> _Task directions_
Render every entry verbatim.

[Collected data]
------------------------------------------------------------
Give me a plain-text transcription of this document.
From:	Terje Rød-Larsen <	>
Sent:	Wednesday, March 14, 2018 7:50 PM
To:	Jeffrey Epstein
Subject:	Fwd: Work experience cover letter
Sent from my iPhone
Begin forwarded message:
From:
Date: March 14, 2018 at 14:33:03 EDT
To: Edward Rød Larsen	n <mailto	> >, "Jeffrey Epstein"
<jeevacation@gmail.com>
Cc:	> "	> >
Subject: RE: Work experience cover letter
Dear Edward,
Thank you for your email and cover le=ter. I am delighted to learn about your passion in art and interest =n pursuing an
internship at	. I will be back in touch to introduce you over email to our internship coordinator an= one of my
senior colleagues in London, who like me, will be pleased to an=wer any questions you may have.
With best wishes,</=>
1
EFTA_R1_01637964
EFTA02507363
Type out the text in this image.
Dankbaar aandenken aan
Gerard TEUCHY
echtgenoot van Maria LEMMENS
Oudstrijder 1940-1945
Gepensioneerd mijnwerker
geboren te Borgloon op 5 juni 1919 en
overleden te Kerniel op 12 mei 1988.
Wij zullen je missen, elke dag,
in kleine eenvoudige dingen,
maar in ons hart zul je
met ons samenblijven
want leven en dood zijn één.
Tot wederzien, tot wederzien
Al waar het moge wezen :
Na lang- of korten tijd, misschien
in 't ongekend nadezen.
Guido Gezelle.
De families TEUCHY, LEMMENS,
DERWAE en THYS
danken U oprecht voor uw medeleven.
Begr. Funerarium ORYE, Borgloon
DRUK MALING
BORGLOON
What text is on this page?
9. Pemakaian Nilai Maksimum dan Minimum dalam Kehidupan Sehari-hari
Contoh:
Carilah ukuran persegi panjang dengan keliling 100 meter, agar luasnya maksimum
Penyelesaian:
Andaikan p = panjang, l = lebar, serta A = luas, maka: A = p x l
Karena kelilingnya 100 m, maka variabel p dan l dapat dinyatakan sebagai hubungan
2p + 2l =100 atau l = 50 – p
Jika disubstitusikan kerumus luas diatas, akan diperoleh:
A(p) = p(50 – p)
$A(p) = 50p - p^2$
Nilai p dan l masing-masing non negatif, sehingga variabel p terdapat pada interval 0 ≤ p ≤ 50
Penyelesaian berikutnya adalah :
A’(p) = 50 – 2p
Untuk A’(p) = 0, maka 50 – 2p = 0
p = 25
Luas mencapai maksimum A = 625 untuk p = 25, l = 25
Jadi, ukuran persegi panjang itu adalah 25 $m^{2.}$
------------------------------------------------------------
> _Solution for this exercise_
Give me a plain-text transcription of this document.
From:	Terje Rød-Larsen <	>
Sent:	Wednesday, March 14, 2018 7:50 PM
To:	Jeffrey Epstein
Subject:	Fwd: Work experience cover letter
Sent from my iPhone
Begin forwarded message:
From:
Date: March 14, 2018 at 14:33:03 EDT
To: Edward Rød Larsen	n <mailto	> >, "Jeffrey Epstein"
<jeevacation@gmail.com>
Cc:	> "	> >
Subject: RE: Work experience cover letter
Dear Edward,
Thank you for your email and cover le=ter. I am delighted to learn about your passion in art and interest =n pursuing an
internship at	. I will be back in touch to introduce you over email to our internship coordinator an= one of my
senior colleagues in London, who like me, will be pleased to an=wer any questions you may have.
With best wishes,</=>
1
EFTA_R1_01637964
EFTA02507363
Type out the text in this image.
Dankbaar aandenken aan
Gerard TEUCHY
echtgenoot van Maria LEMMENS
Oudstrijder 1940-1945
Gepensioneerd mijnwerker
geboren te Borgloon op 5 juni 1919 en
overleden te Kerniel op 12 mei 1988.
Wij zullen je missen, elke dag,
in kleine eenvoudige dingen,
maar in ons hart zul je
met ons samenblijven
want leven en dood zijn één.
Tot wederzien, tot wederzien
Al waar het moge wezen :
Na lang- of korten tijd, misschien
in 't ongekend nadezen.
Guido Gezelle.
De families TEUCHY, LEMMENS,
DERWAE en THYS
danken U oprecht voor uw medeleven.
Begr. Funerarium ORYE, Borgloon
DRUK MALING
BORGLOON
What text is on this page?
9. Pemakaian Nilai Maksimum dan Minimum dalam Kehidupan Sehari-hari
Contoh:
Carilah ukuran persegi panjang dengan keliling 100 meter, agar luasnya maksimum
Penyelesaian:
Andaikan p = panjang, l = lebar, serta A = luas, maka: A = p x l
Karena kelilingnya 100 m, maka variabel p dan l dapat dinyatakan sebagai hubungan
2p + 2l =100 atau l = 50 – p
Jika disubstitusikan kerumus luas diatas, akan diperoleh:
A(p) = p(50 – p)
$A(p) = 50p - p^2$
Nilai p dan l masing-masing non negatif, sehingga variabel p terdapat pada interval 0 ≤ p ≤ 50
Penyelesaian berikutnya adalah :
A’(p) = 50 – 2p
Untuk A’(p) = 0, maka 50 – 2p = 0
p = 25
Luas mencapai maksimum A = 625 untuk p = 25, l = 25
Jadi, ukuran persegi panjang itu adalah 25 $m^{2.}$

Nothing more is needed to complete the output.